* **Do this**
Below are entries. Pull out all lines containing "name".

——————————

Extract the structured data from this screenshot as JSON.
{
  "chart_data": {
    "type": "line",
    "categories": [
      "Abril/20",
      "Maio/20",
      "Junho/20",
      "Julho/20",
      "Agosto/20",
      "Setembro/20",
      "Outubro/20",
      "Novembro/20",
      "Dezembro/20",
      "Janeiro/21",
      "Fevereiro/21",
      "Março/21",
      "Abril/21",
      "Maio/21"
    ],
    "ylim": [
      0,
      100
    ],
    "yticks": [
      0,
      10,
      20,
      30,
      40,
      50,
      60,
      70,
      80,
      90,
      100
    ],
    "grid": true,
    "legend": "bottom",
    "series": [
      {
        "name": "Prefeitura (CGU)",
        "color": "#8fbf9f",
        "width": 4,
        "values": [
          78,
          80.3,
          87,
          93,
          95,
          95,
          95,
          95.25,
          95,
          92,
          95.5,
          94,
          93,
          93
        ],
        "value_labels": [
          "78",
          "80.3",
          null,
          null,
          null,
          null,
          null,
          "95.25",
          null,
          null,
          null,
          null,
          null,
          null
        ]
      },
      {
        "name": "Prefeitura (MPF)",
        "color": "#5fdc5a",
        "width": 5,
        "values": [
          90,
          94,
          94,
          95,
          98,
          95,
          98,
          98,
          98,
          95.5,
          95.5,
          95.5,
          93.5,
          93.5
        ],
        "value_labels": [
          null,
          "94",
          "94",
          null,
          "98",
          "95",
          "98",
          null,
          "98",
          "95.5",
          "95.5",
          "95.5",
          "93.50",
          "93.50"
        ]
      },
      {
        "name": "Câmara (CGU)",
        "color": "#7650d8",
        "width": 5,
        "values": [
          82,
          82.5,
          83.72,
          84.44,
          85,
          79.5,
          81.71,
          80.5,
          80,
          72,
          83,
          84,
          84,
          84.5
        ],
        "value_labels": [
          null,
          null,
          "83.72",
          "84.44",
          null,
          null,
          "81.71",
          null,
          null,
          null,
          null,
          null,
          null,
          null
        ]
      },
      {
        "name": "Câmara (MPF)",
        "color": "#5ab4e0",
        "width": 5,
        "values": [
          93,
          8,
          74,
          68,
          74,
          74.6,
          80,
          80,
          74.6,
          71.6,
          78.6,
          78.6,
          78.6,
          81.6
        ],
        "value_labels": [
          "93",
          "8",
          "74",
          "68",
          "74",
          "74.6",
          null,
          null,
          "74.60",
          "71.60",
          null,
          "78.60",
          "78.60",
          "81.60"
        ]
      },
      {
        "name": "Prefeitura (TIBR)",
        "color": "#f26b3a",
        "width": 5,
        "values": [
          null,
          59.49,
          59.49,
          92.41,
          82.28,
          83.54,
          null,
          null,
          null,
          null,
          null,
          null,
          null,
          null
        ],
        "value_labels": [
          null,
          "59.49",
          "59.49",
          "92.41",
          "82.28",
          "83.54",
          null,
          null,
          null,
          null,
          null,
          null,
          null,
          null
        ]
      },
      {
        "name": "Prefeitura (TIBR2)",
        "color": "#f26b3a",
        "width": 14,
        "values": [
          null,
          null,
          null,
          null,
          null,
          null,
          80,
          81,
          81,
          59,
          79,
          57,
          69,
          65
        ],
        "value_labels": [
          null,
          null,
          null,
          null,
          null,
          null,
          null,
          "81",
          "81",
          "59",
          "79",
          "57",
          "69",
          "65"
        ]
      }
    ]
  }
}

——————————

* **Complete output**
        "name": "Prefeitura (CGU)",
        "name": "Prefeitura (MPF)",
        "name": "Câmara (CGU)",
        "name": "Câmara (MPF)",
        "name": "Prefeitura (TIBR)",
        "name": "Prefeitura (TIBR2)",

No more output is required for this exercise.